begin

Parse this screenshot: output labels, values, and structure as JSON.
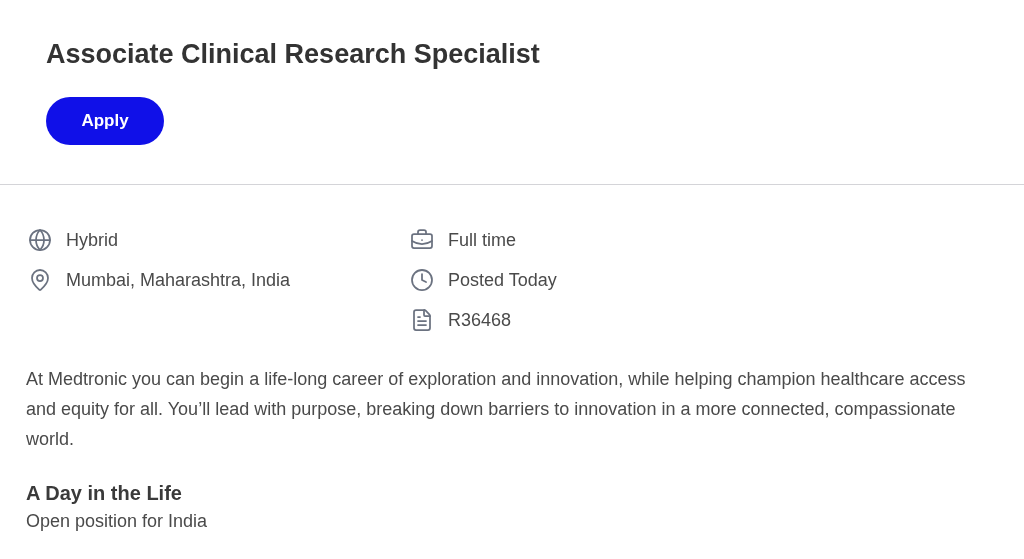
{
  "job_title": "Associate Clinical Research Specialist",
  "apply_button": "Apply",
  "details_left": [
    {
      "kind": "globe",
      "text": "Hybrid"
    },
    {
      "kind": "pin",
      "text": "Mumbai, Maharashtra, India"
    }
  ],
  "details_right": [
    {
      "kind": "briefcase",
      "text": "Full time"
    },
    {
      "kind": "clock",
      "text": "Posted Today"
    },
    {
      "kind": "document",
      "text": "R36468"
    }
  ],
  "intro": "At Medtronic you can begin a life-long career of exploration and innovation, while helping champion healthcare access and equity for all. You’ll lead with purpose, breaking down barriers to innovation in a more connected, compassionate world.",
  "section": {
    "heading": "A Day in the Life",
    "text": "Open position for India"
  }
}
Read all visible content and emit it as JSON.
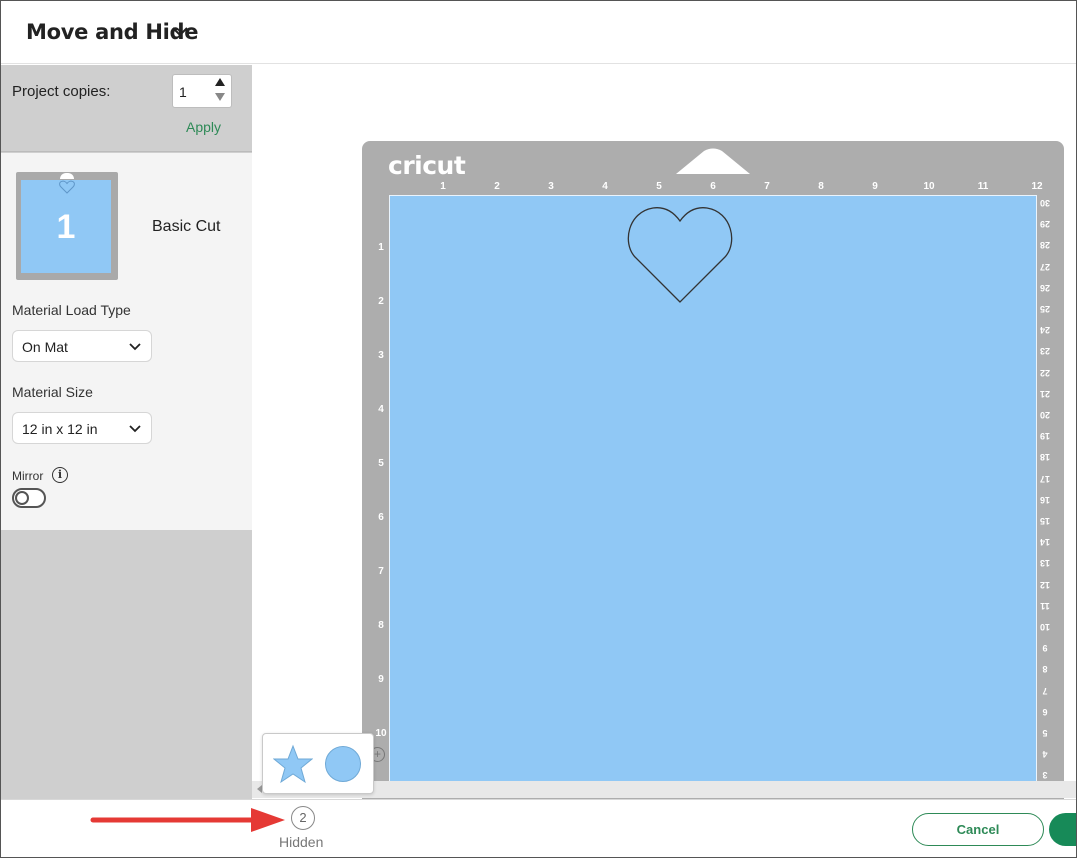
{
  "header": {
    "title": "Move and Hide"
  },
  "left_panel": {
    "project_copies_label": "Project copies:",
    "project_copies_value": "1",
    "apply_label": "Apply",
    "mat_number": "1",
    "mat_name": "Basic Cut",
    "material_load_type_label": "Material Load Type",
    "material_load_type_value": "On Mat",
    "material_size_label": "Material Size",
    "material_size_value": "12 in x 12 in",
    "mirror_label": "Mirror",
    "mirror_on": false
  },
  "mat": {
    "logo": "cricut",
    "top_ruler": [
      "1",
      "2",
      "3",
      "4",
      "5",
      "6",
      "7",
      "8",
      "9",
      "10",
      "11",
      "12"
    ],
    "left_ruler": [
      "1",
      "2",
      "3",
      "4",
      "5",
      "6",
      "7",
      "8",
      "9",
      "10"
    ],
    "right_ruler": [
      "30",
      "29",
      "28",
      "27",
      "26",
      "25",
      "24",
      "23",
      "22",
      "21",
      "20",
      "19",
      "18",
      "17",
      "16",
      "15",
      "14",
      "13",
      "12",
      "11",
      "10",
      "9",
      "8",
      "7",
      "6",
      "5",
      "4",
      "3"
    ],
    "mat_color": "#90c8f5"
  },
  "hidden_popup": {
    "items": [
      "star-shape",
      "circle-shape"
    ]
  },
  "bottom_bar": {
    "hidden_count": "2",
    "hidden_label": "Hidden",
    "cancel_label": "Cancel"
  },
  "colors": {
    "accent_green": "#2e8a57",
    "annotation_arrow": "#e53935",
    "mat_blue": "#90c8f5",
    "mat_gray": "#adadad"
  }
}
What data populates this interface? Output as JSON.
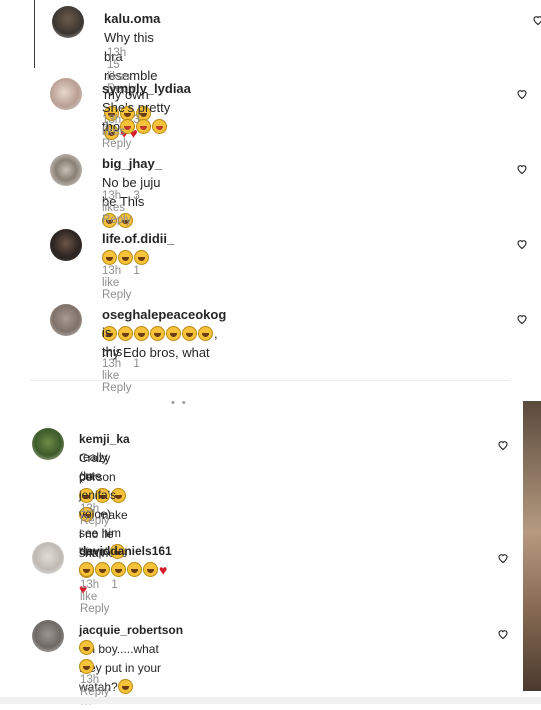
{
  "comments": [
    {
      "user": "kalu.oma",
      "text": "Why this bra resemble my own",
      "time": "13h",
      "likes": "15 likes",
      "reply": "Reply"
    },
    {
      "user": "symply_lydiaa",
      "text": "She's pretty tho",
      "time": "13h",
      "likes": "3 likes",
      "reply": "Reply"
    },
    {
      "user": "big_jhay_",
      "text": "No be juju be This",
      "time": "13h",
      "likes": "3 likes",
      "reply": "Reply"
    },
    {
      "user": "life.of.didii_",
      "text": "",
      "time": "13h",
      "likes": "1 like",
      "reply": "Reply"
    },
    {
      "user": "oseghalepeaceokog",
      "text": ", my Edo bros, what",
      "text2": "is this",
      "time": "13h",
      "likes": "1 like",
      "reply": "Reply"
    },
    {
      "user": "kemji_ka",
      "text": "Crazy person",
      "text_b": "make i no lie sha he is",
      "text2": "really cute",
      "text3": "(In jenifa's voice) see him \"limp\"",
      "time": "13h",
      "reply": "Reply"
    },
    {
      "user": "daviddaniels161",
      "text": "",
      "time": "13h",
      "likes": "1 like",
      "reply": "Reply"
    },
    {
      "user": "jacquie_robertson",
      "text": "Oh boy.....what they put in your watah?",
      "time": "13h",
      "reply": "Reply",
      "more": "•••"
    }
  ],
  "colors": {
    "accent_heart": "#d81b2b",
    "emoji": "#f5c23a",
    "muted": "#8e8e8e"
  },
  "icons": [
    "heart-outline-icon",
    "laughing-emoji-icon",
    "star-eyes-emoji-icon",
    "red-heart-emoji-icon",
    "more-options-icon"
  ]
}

end

● **EXERCISE**: Pull out every line of the entries that includes the word "India".

● **ANSWER FOR THE TASK**:
      "text": "Mumbai, Maharashtra, India"
    "text": "Open position for India"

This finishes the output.